::: TEXT PASSAGE :::
Copy specific files recursively - linux

This problem has been discussed extensively but I couldn't find a solution that would help me.
I'm trying to selectively copy files from a directory tree into a specific folder. After reading some Q&A, here's what I tried:
cp `find . -name "*.pdf" -type f` ../collect/
I am in the right parent directory and there indeed is a collect directory a level above. Now I'm getting the error: cp: invalid option -- 'o'
What is going wrong?

To handle difficult file names:
find . -name "*.pdf" -type f -exec cp {} ../collect/ \;
By default, find will print the file names that it finds. If one uses the -exec option, it will instead pass the file names on to a command of your choosing, in this case a cp command which is written as:
cp {} ../collect/ \;
The {} tells find where to insert the file name. The end of the command given to -exec is marked by a semicolon. Normally, the shell would eat the semicolon. So, we escape the semicolon with a backslash so that it is passed as an argument to the find command.
Because find gives the file name to cp directly without interference from the shell, this approach works for even the most difficult file names.
More efficiency
The above runs cp on every file found. If there are many files, that would be a lot of processes started. If one has GNU tools, that can be avoided as follows:
find . -name '*.pdf' -type f -exec cp -t ../collect {} +
In this variant of the command, find will supply many file names for each single invocation of cp, potentially greatly reducing the number of processes that need to be started.

Related

Command Linux to copy files from a certain weekday

I am figuring out a command to copy files that are modified on a Saturday.
find -type f -printf '%Ta\t%p\n'
This way the line starts with the weekday.
When I combine this with a 'egrep' command using a regular expression (starts with "za") it shows only the files which start with "za".
find -type f -printf '%Ta\t%p\n' | egrep "^(za)"
("za" is a Dutch abbreviation for "zaterdag", which means Saturday,
This works just fine.
Now I want to copy the files with this command:
find -type f -printf '%Ta\t%p\n' -exec cp 'egrep "^(za)" *' /home/richard/test/ \;
Unfortunately it doesn't work.
Any suggestions?
The immediate problem is that -printf and -exec are independent of each other. You want to process the result of -printf to decide whether or not to actually run the -exec part. Also, of course, passing an expression in single quotes simply passes a static string, and does not evaluate the expression in any way.
:::
### LIST OF TASKS
a) Answer these questions about the thread on copying files recursively in Linux, one answer per line:
(i) What error did the first command produce?
(ii) Why is the semicolon at the end of the -exec command escaped with a backslash?
(iii) What Dutch word does "za" abbreviate?
b) Pick up the thread on copying files recursively in Linux after its last sentence and continue it.
::: COLLECTED DATA :::
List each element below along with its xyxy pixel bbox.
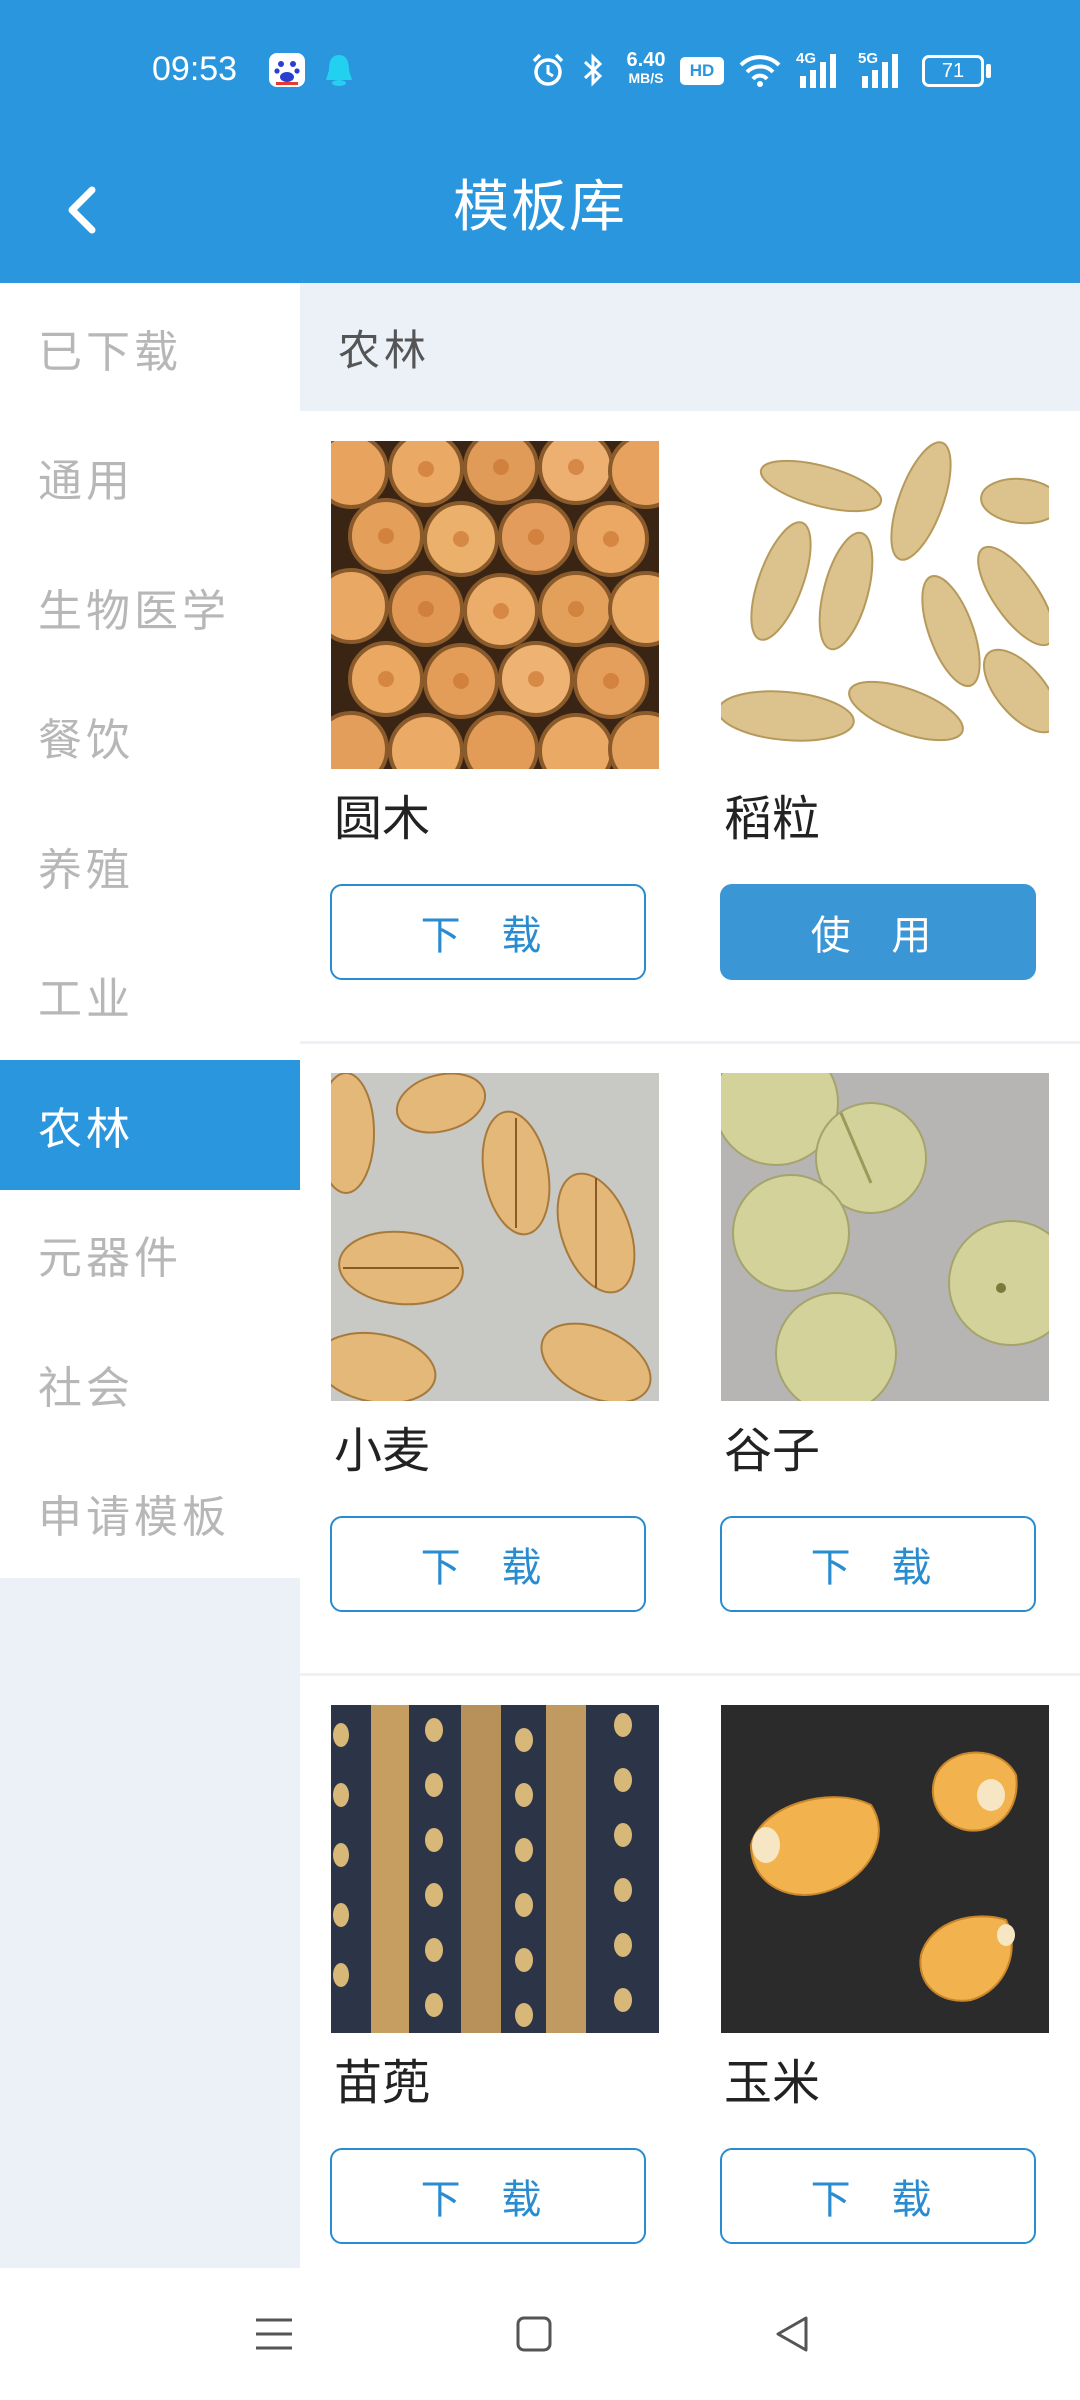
:::
### EXPECTED RESPONSES
a)
(i) cp: invalid option -- 'o'
(ii) The shell would normally eat the semicolon, so it is escaped so that it is passed as an argument to the find command.
(iii) "zaterdag", which means Saturday.

b)
The immediate fix to the evaluation problem is to use a command substitution instead of single quotes, but the problem that the -printf function's result is not available to the command substitution still remains (and anyway, the command substitution would happen before find runs, not while it runs).
A common workaround would be to pass a shell script snippet to -exec, but that still doesn't expose the -printf function to the -exec part.
find whatever -printf whatever -exec sh -c '
case $something in za*) cp "$1" "$0"; esac' "$DEST_DIR" {} \;
so we have to figure out a different way to pass the $something here.
(The above uses a cheap trick to pass the value of $DEST_DIR into the subshell so we don't have to export it. The first argument to sh -c ... ends up in $0.)
Here is a somewhat roundabout way to accomplish this. We create a format string which can be passed to sh for evaluation. In order to avoid pesky file names, we print the inode numbers of matching files, then pass those to a second instance of find for performing the actual copying.
find \( -false $(find -type f \
-printf 'case %Ta in za*) printf "%%s\\n" "-o -inum %i";; esac\n' |
sh) \) -exec cp -t "$DEST_DIR" \+
Using the inode number means any file name can be processed correctly (including one containing newlines, single or double quotes, etc) but may increase running time significantly, because we need two runs of find. If you have a large directory tree, you will probably want to refactor this for your particular scenario (maybe run only in the current directory, and create a wrapper to run it in every directory you want to examine ... thinking out loud here; not sure it helps actually).
This uses features of GNU find which are not available e.g. in *BSD (including OSX). If you are not on Linux, maybe consider installing the GNU tools.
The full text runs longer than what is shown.